#### Task goal:
Scan the data for lines with "suffix" and report the count by itself.

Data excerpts
▬▬▬

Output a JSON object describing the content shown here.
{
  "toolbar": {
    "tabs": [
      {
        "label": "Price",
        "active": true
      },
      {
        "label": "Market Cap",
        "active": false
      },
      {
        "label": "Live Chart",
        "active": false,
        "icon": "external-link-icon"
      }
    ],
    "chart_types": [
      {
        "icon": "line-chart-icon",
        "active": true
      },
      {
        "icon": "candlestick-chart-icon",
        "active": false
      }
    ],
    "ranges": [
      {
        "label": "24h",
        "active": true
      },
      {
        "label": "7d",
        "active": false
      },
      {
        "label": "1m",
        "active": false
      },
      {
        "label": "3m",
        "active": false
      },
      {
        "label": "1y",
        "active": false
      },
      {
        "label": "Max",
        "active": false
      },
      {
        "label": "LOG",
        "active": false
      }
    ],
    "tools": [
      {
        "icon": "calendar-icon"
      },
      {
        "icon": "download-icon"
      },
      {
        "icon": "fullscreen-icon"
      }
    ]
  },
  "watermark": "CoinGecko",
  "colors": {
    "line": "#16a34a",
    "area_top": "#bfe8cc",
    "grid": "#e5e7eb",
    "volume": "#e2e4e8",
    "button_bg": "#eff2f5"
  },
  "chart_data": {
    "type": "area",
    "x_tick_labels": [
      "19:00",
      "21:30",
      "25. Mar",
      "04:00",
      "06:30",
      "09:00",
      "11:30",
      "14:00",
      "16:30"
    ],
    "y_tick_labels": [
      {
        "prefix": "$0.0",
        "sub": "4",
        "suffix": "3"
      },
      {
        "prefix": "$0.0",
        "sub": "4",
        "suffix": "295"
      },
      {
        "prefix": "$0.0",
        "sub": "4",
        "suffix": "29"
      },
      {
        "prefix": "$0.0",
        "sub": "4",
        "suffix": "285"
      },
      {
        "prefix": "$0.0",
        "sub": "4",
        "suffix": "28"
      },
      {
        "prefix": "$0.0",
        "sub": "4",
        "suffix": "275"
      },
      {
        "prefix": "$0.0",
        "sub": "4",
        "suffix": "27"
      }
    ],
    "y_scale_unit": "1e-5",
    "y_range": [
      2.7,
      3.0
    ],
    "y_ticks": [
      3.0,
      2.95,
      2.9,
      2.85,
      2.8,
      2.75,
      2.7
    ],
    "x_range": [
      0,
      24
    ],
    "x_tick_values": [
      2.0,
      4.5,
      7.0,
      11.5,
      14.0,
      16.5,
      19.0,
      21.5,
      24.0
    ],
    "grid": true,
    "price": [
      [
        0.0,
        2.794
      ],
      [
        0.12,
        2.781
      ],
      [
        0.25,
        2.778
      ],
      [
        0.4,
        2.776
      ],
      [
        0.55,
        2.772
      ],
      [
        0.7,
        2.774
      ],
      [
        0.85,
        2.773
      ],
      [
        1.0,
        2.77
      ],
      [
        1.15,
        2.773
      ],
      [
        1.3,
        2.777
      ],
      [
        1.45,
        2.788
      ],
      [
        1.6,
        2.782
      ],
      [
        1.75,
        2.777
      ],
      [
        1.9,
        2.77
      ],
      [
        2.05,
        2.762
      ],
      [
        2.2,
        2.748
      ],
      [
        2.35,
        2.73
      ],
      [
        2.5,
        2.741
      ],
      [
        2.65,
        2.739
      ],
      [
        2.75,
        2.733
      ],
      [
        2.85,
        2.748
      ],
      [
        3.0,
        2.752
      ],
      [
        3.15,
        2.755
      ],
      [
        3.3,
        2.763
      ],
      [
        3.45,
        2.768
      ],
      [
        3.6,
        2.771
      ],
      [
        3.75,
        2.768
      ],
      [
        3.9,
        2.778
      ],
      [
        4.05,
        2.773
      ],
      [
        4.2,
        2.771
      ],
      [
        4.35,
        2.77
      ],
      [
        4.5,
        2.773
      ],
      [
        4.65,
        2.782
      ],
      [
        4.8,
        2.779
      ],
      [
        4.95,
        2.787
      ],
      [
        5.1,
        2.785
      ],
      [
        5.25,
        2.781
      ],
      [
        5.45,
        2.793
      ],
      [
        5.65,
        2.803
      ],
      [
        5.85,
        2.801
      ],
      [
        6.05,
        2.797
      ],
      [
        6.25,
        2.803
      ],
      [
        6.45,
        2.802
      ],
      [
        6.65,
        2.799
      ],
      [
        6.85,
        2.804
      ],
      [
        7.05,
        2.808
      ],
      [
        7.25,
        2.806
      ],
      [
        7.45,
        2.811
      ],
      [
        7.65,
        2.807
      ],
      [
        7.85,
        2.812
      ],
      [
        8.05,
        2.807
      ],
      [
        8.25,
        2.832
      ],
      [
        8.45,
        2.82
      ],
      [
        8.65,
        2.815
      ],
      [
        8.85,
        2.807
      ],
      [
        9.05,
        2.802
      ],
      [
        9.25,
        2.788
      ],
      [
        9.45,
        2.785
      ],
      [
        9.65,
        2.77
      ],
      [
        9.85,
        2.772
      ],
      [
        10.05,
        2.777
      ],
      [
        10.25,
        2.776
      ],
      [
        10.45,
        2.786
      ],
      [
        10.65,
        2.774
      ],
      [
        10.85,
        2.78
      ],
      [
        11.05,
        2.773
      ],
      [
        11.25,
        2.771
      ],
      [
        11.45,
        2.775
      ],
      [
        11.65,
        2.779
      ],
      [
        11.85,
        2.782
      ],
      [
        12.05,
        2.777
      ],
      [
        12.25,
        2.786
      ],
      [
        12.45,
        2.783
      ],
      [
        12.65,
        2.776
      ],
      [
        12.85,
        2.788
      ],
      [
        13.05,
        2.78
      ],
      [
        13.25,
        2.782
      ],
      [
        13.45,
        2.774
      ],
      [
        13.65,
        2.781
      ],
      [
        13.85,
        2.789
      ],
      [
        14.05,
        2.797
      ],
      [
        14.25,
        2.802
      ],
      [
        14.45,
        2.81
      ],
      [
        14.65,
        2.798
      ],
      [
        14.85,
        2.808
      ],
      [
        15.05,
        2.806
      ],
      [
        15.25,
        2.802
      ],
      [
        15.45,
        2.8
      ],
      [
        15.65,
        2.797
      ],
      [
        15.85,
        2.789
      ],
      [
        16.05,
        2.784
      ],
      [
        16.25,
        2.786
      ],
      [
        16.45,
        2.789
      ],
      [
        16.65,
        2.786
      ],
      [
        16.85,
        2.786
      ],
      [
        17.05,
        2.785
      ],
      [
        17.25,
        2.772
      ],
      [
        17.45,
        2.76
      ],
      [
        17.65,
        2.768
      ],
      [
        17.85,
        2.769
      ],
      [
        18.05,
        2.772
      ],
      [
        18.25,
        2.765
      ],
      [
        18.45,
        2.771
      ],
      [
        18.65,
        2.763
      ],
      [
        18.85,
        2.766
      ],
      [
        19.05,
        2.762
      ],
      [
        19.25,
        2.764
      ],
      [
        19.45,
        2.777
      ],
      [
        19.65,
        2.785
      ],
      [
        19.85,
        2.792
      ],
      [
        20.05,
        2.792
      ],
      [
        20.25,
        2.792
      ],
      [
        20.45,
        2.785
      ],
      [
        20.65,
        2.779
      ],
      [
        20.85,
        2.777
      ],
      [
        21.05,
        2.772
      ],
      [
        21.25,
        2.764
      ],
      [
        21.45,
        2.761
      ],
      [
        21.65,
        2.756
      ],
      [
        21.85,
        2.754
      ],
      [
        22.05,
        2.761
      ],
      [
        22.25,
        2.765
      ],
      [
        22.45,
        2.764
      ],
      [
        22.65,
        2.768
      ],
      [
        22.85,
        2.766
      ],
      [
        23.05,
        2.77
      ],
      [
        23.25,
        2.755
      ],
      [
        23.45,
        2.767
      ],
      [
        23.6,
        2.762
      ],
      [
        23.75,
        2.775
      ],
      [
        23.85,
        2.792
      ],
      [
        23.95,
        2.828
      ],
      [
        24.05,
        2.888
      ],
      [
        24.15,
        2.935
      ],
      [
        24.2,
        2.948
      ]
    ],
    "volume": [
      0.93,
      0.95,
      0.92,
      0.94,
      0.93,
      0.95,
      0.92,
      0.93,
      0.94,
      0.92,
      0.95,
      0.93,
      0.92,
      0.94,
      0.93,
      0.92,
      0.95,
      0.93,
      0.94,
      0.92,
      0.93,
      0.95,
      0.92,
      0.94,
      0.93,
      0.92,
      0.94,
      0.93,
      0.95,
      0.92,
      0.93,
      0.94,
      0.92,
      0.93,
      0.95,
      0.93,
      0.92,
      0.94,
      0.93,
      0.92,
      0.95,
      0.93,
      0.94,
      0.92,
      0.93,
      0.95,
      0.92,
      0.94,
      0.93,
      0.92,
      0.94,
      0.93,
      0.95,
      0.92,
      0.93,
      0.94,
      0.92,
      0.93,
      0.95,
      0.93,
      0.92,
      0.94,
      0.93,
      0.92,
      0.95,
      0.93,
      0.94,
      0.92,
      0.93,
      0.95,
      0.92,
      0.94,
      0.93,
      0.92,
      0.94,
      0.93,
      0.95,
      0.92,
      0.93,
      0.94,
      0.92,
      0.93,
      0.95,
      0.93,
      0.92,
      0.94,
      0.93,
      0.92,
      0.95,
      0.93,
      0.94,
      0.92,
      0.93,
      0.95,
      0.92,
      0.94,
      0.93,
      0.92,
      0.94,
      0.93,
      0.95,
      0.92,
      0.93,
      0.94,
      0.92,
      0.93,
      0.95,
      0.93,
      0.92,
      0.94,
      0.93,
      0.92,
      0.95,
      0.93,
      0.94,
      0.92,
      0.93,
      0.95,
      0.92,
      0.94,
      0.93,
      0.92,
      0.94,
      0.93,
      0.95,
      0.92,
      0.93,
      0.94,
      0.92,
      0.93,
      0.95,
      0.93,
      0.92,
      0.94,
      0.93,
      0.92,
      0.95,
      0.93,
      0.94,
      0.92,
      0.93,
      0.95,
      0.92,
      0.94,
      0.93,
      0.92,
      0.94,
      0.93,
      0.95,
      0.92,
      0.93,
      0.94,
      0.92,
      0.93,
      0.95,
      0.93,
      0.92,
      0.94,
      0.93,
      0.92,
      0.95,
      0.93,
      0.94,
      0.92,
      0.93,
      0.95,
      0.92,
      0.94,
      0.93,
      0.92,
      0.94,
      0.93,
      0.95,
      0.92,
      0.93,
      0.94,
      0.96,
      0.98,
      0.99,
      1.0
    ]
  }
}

▬▬▬

#### Result of this exercise:
7